## TASK DESCRIPTION
Return the whole listing, keeping every character the same.
━━━━
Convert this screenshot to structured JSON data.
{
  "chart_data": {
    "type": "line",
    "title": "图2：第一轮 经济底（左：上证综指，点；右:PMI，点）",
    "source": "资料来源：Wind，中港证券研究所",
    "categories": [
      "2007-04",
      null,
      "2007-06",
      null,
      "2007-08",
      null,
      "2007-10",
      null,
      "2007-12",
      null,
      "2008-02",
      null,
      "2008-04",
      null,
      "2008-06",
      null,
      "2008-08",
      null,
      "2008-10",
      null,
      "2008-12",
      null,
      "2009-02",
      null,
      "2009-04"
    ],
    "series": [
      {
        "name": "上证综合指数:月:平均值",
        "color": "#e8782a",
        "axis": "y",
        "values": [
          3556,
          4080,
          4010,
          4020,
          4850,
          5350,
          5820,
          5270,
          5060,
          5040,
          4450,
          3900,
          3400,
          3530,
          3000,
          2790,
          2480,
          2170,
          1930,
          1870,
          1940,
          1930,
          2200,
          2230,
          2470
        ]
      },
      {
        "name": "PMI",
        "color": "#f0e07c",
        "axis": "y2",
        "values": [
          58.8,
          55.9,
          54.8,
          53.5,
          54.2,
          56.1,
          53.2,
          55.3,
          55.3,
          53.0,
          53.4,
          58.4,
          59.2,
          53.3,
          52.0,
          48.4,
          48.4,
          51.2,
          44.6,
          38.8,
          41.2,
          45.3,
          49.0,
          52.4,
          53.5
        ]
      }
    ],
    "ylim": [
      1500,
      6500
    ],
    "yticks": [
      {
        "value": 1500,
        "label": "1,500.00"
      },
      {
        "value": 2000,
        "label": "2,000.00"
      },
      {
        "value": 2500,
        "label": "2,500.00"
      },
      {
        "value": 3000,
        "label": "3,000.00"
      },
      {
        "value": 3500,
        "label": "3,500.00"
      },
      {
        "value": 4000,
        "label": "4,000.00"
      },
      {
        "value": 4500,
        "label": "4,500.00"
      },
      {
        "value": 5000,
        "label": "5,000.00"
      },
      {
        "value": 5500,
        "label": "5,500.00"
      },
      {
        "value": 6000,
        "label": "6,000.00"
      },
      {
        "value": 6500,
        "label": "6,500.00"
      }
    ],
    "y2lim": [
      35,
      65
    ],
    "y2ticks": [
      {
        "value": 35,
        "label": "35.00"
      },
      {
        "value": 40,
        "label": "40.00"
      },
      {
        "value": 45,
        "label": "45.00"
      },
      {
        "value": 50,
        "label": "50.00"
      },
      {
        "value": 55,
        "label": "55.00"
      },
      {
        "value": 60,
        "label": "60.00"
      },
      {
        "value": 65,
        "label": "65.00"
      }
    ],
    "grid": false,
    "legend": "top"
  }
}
━━━━
## SOLUTION
Convert this screenshot to structured JSON data.
{
  "chart_data": {
    "type": "line",
    "title": "图2：第一轮 经济底（左：上证综指，点；右:PMI，点）",
    "source": "资料来源：Wind，中港证券研究所",
    "categories": [
      "2007-04",
      null,
      "2007-06",
      null,
      "2007-08",
      null,
      "2007-10",
      null,
      "2007-12",
      null,
      "2008-02",
      null,
      "2008-04",
      null,
      "2008-06",
      null,
      "2008-08",
      null,
      "2008-10",
      null,
      "2008-12",
      null,
      "2009-02",
      null,
      "2009-04"
    ],
    "series": [
      {
        "name": "上证综合指数:月:平均值",
        "color": "#e8782a",
        "axis": "y",
        "values": [
          3556,
          4080,
          4010,
          4020,
          4850,
          5350,
          5820,
          5270,
          5060,
          5040,
          4450,
          3900,
          3400,
          3530,
          3000,
          2790,
          2480,
          2170,
          1930,
          1870,
          1940,
          1930,
          2200,
          2230,
          2470
        ]
      },
      {
        "name": "PMI",
        "color": "#f0e07c",
        "axis": "y2",
        "values": [
          58.8,
          55.9,
          54.8,
          53.5,
          54.2,
          56.1,
          53.2,
          55.3,
          55.3,
          53.0,
          53.4,
          58.4,
          59.2,
          53.3,
          52.0,
          48.4,
          48.4,
          51.2,
          44.6,
          38.8,
          41.2,
          45.3,
          49.0,
          52.4,
          53.5
        ]
      }
    ],
    "ylim": [
      1500,
      6500
    ],
    "yticks": [
      {
        "value": 1500,
        "label": "1,500.00"
      },
      {
        "value": 2000,
        "label": "2,000.00"
      },
      {
        "value": 2500,
        "label": "2,500.00"
      },
      {
        "value": 3000,
        "label": "3,000.00"
      },
      {
        "value": 3500,
        "label": "3,500.00"
      },
      {
        "value": 4000,
        "label": "4,000.00"
      },
      {
        "value": 4500,
        "label": "4,500.00"
      },
      {
        "value": 5000,
        "label": "5,000.00"
      },
      {
        "value": 5500,
        "label": "5,500.00"
      },
      {
        "value": 6000,
        "label": "6,000.00"
      },
      {
        "value": 6500,
        "label": "6,500.00"
      }
    ],
    "y2lim": [
      35,
      65
    ],
    "y2ticks": [
      {
        "value": 35,
        "label": "35.00"
      },
      {
        "value": 40,
        "label": "40.00"
      },
      {
        "value": 45,
        "label": "45.00"
      },
      {
        "value": 50,
        "label": "50.00"
      },
      {
        "value": 55,
        "label": "55.00"
      },
      {
        "value": 60,
        "label": "60.00"
      },
      {
        "value": 65,
        "label": "65.00"
      }
    ],
    "grid": false,
    "legend": "top"
  }
}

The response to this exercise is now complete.